Short problem: Your copy of the material below should match it exactly, except that it holds no pictures.

### Stored rows ###

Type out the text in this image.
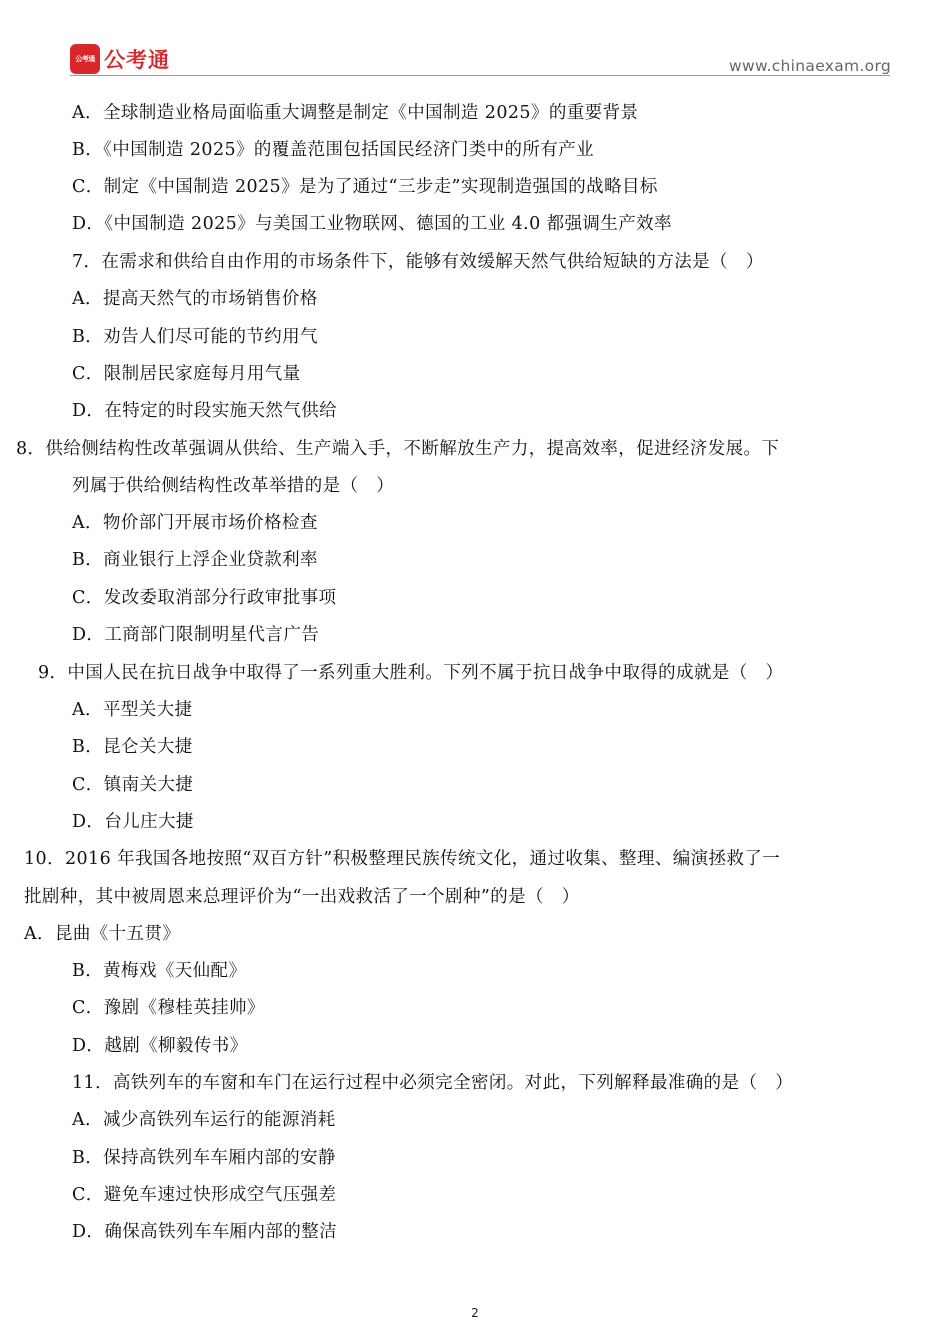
公考通 公考通	www.chinaexam.org
A．全球制造业格局面临重大调整是制定《中国制造 2025》的重要背景
B．《中国制造 2025》的覆盖范围包括国民经济门类中的所有产业
C．制定《中国制造 2025》是为了通过“三步走”实现制造强国的战略目标
D．《中国制造 2025》与美国工业物联网、德国的工业 4.0 都强调生产效率
7．在需求和供给自由作用的市场条件下，能够有效缓解天然气供给短缺的方法是（　）
A．提高天然气的市场销售价格
B．劝告人们尽可能的节约用气
C．限制居民家庭每月用气量
D．在特定的时段实施天然气供给
8．供给侧结构性改革强调从供给、生产端入手，不断解放生产力，提高效率，促进经济发展。下
列属于供给侧结构性改革举措的是（　）
A．物价部门开展市场价格检查
B．商业银行上浮企业贷款利率
C．发改委取消部分行政审批事项
D．工商部门限制明星代言广告
9．中国人民在抗日战争中取得了一系列重大胜利。下列不属于抗日战争中取得的成就是（　）
A．平型关大捷
B．昆仑关大捷
C．镇南关大捷
D．台儿庄大捷
10．2016 年我国各地按照“双百方针”积极整理民族传统文化，通过收集、整理、编演拯救了一
批剧种，其中被周恩来总理评价为“一出戏救活了一个剧种”的是（　）
A．昆曲《十五贯》
B．黄梅戏《天仙配》
C．豫剧《穆桂英挂帅》
D．越剧《柳毅传书》
11．高铁列车的车窗和车门在运行过程中必须完全密闭。对此，下列解释最准确的是（　）
A．减少高铁列车运行的能源消耗
B．保持高铁列车车厢内部的安静
C．避免车速过快形成空气压强差
D．确保高铁列车车厢内部的整洁
2
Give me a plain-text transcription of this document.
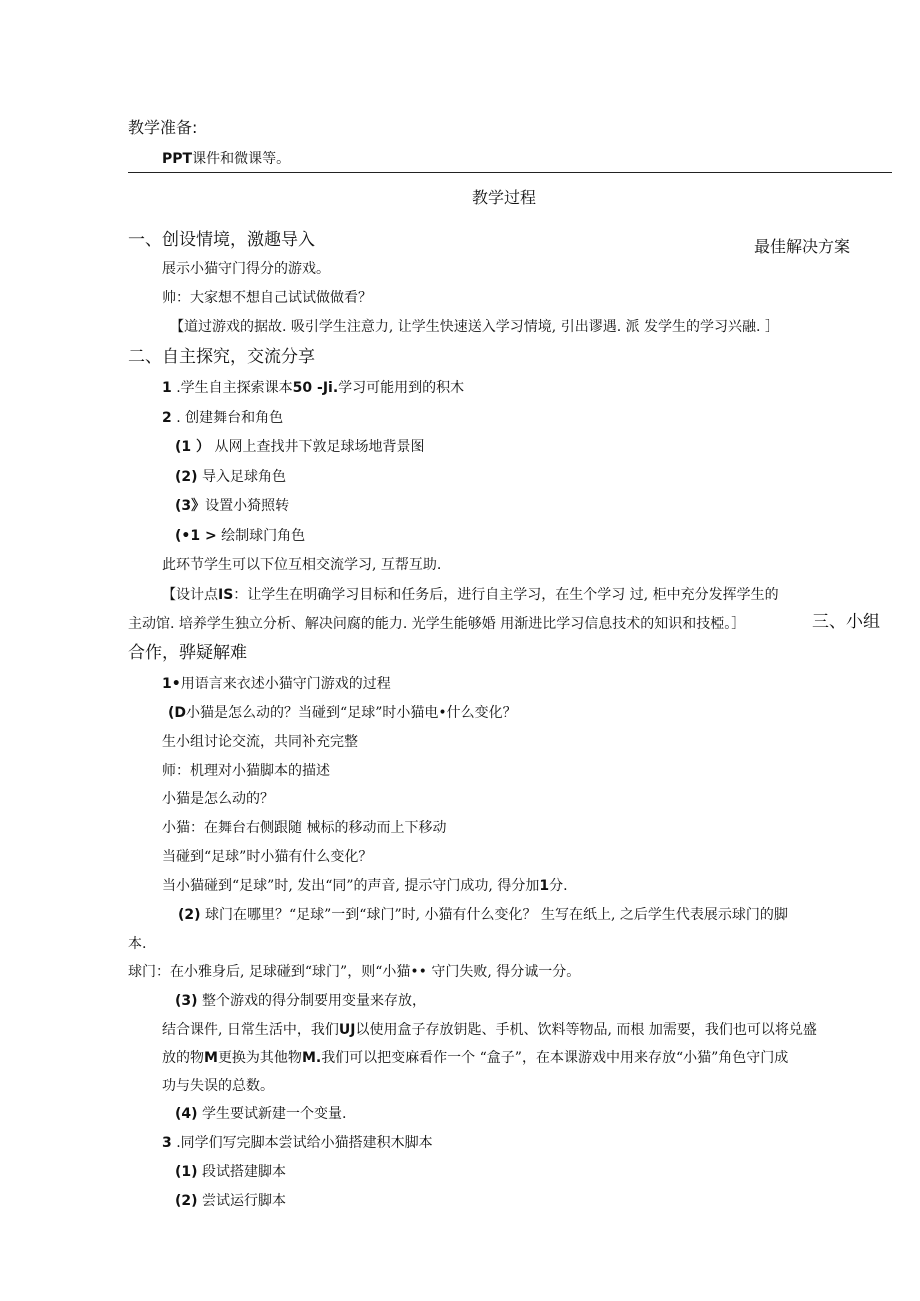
教学准备:
PPT课件和微课等。
教学过程
一、创设情境，激趣导入	最佳解决方案
展示小猫守门得分的游戏。
帅：大家想不想自己试试做做看？
【道过游戏的据故. 吸引学生注意力, 让学生快速送入学习情境, 引出谬遇. 派 发学生的学习兴融. ］
二、自主探究，交流分享
1 .学生自主探索课本50 -Ji.学习可能用到的积木
2 . 创建舞台和角色
(1 ） 从网上查找井下敦足球场地背景图
(2) 导入足球角色
(3》设置小猗照转
(•1 > 绘制球门角色
此环节学生可以下位互相交流学习, 互帮互助.
【设计点IS：让学生在明确学习目标和任务后，进行自主学习，在生个学习 过, 柜中充分发挥学生的
主动馆. 培养学生独立分析、解决问腐的能力. 光学生能够婚 用渐进比学习信息技术的知识和技椏。］	三、小组
合作，骅疑解难
1•用语言来衣述小猫守门游戏的过程
(D小猫是怎么动的？当碰到“足球”时小猫电•什么变化？
生小组讨论交流，共同补充完整
师：机理对小猫脚本的描述
小猫是怎么动的？
小猫：在舞台右侧跟随 械标的移动而上下移动
当碰到“足球”时小猫有什么变化？
当小猫碰到“足球”时, 发出“同”的声音, 提示守门成功, 得分加1分.
(2) 球门在哪里？“足球”一到“球门”时, 小猫有什么变化？ 生写在纸上, 之后学生代表展示球门的脚
本.
球门：在小雅身后, 足球碰到“球门”，则“小猫•• 守门失败, 得分诚一分。
(3) 整个游戏的得分制要用变量来存放，
结合课件, 日常生活中，我们UJ以使用盒子存放钥匙、手机、饮料等物品, 而根 加需要，我们也可以将兑盛
放的物M更换为其他物M.我们可以把变麻看作一个 “盒子”，在本课游戏中用来存放“小猫”角色守门成
功与失误的总数。
(4) 学生要试新建一个变量.
3 .同学们写完脚本尝试给小猫搭建积木脚本
(1) 段试搭建脚本
(2) 尝试运行脚本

###

Solution to the exercise:
Type out the text in this image.
公考通 公考通	www.chinaexam.org
A．全球制造业格局面临重大调整是制定《中国制造 2025》的重要背景
B．《中国制造 2025》的覆盖范围包括国民经济门类中的所有产业
C．制定《中国制造 2025》是为了通过“三步走”实现制造强国的战略目标
D．《中国制造 2025》与美国工业物联网、德国的工业 4.0 都强调生产效率
7．在需求和供给自由作用的市场条件下，能够有效缓解天然气供给短缺的方法是（　）
A．提高天然气的市场销售价格
B．劝告人们尽可能的节约用气
C．限制居民家庭每月用气量
D．在特定的时段实施天然气供给
8．供给侧结构性改革强调从供给、生产端入手，不断解放生产力，提高效率，促进经济发展。下
列属于供给侧结构性改革举措的是（　）
A．物价部门开展市场价格检查
B．商业银行上浮企业贷款利率
C．发改委取消部分行政审批事项
D．工商部门限制明星代言广告
9．中国人民在抗日战争中取得了一系列重大胜利。下列不属于抗日战争中取得的成就是（　）
A．平型关大捷
B．昆仑关大捷
C．镇南关大捷
D．台儿庄大捷
10．2016 年我国各地按照“双百方针”积极整理民族传统文化，通过收集、整理、编演拯救了一
批剧种，其中被周恩来总理评价为“一出戏救活了一个剧种”的是（　）
A．昆曲《十五贯》
B．黄梅戏《天仙配》
C．豫剧《穆桂英挂帅》
D．越剧《柳毅传书》
11．高铁列车的车窗和车门在运行过程中必须完全密闭。对此，下列解释最准确的是（　）
A．减少高铁列车运行的能源消耗
B．保持高铁列车车厢内部的安静
C．避免车速过快形成空气压强差
D．确保高铁列车车厢内部的整洁
2
Give me a plain-text transcription of this document.
教学准备:
PPT课件和微课等。
教学过程
一、创设情境，激趣导入	最佳解决方案
展示小猫守门得分的游戏。
帅：大家想不想自己试试做做看？
【道过游戏的据故. 吸引学生注意力, 让学生快速送入学习情境, 引出谬遇. 派 发学生的学习兴融. ］
二、自主探究，交流分享
1 .学生自主探索课本50 -Ji.学习可能用到的积木
2 . 创建舞台和角色
(1 ） 从网上查找井下敦足球场地背景图
(2) 导入足球角色
(3》设置小猗照转
(•1 > 绘制球门角色
此环节学生可以下位互相交流学习, 互帮互助.
【设计点IS：让学生在明确学习目标和任务后，进行自主学习，在生个学习 过, 柜中充分发挥学生的
主动馆. 培养学生独立分析、解决问腐的能力. 光学生能够婚 用渐进比学习信息技术的知识和技椏。］	三、小组
合作，骅疑解难
1•用语言来衣述小猫守门游戏的过程
(D小猫是怎么动的？当碰到“足球”时小猫电•什么变化？
生小组讨论交流，共同补充完整
师：机理对小猫脚本的描述
小猫是怎么动的？
小猫：在舞台右侧跟随 械标的移动而上下移动
当碰到“足球”时小猫有什么变化？
当小猫碰到“足球”时, 发出“同”的声音, 提示守门成功, 得分加1分.
(2) 球门在哪里？“足球”一到“球门”时, 小猫有什么变化？ 生写在纸上, 之后学生代表展示球门的脚
本.
球门：在小雅身后, 足球碰到“球门”，则“小猫•• 守门失败, 得分诚一分。
(3) 整个游戏的得分制要用变量来存放，
结合课件, 日常生活中，我们UJ以使用盒子存放钥匙、手机、饮料等物品, 而根 加需要，我们也可以将兑盛
放的物M更换为其他物M.我们可以把变麻看作一个 “盒子”，在本课游戏中用来存放“小猫”角色守门成
功与失误的总数。
(4) 学生要试新建一个变量.
3 .同学们写完脚本尝试给小猫搭建积木脚本
(1) 段试搭建脚本
(2) 尝试运行脚本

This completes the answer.